**TASK INSTRUCTIONS**
Pictures don't belong in the copy; print all the records exactly.

**EXTRACTED RECORDS**
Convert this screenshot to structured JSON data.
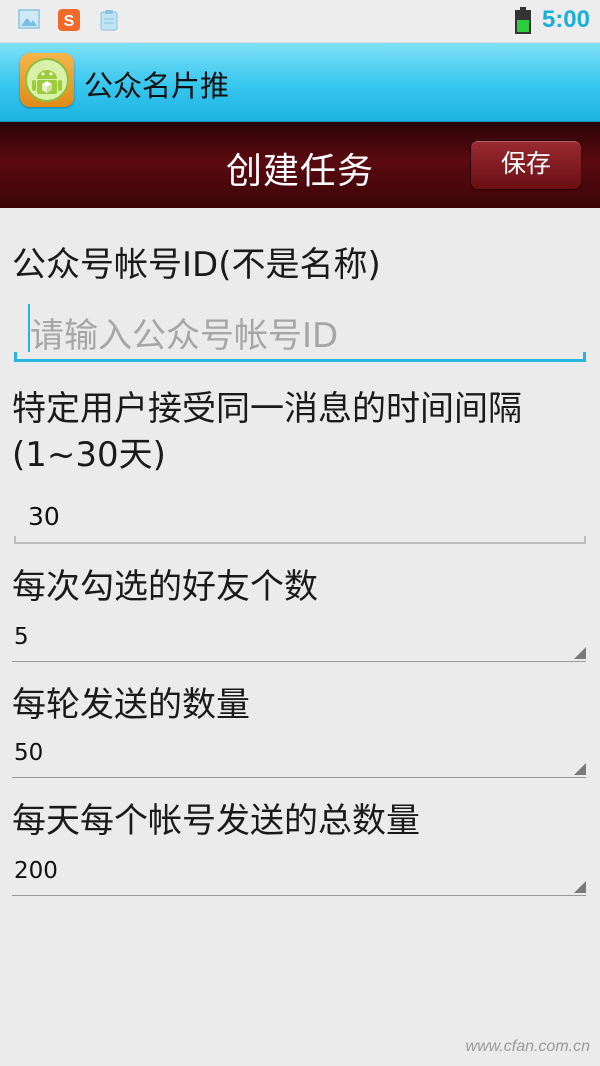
{
  "status_bar": {
    "time": "5:00",
    "icons": [
      "image-icon",
      "sogou-icon",
      "clipboard-icon",
      "battery-icon"
    ]
  },
  "app_bar": {
    "title": "公众名片推"
  },
  "title_bar": {
    "title": "创建任务",
    "save_label": "保存"
  },
  "form": {
    "account_label": "公众号帐号ID(不是名称)",
    "account_placeholder": "请输入公众号帐号ID",
    "interval_label": "特定用户接受同一消息的时间间隔(1~30天)",
    "interval_value": "30",
    "friends_label": "每次勾选的好友个数",
    "friends_value": "5",
    "per_round_label": "每轮发送的数量",
    "per_round_value": "50",
    "daily_total_label": "每天每个帐号发送的总数量",
    "daily_total_value": "200"
  },
  "watermark": "www.cfan.com.cn",
  "colors": {
    "accent": "#27b4df",
    "title_bar": "#5a0a10",
    "app_bar": "#36c6ee",
    "background": "#ebebeb"
  }
}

**RESULT OF THE EXERCISE**
Convert this screenshot to structured JSON data.
{
  "status_bar": {
    "time": "5:00",
    "icons": [
      "image-icon",
      "sogou-icon",
      "clipboard-icon",
      "battery-icon"
    ]
  },
  "app_bar": {
    "title": "公众名片推"
  },
  "title_bar": {
    "title": "创建任务",
    "save_label": "保存"
  },
  "form": {
    "account_label": "公众号帐号ID(不是名称)",
    "account_placeholder": "请输入公众号帐号ID",
    "interval_label": "特定用户接受同一消息的时间间隔(1~30天)",
    "interval_value": "30",
    "friends_label": "每次勾选的好友个数",
    "friends_value": "5",
    "per_round_label": "每轮发送的数量",
    "per_round_value": "50",
    "daily_total_label": "每天每个帐号发送的总数量",
    "daily_total_value": "200"
  },
  "watermark": "www.cfan.com.cn",
  "colors": {
    "accent": "#27b4df",
    "title_bar": "#5a0a10",
    "app_bar": "#36c6ee",
    "background": "#ebebeb"
  }
}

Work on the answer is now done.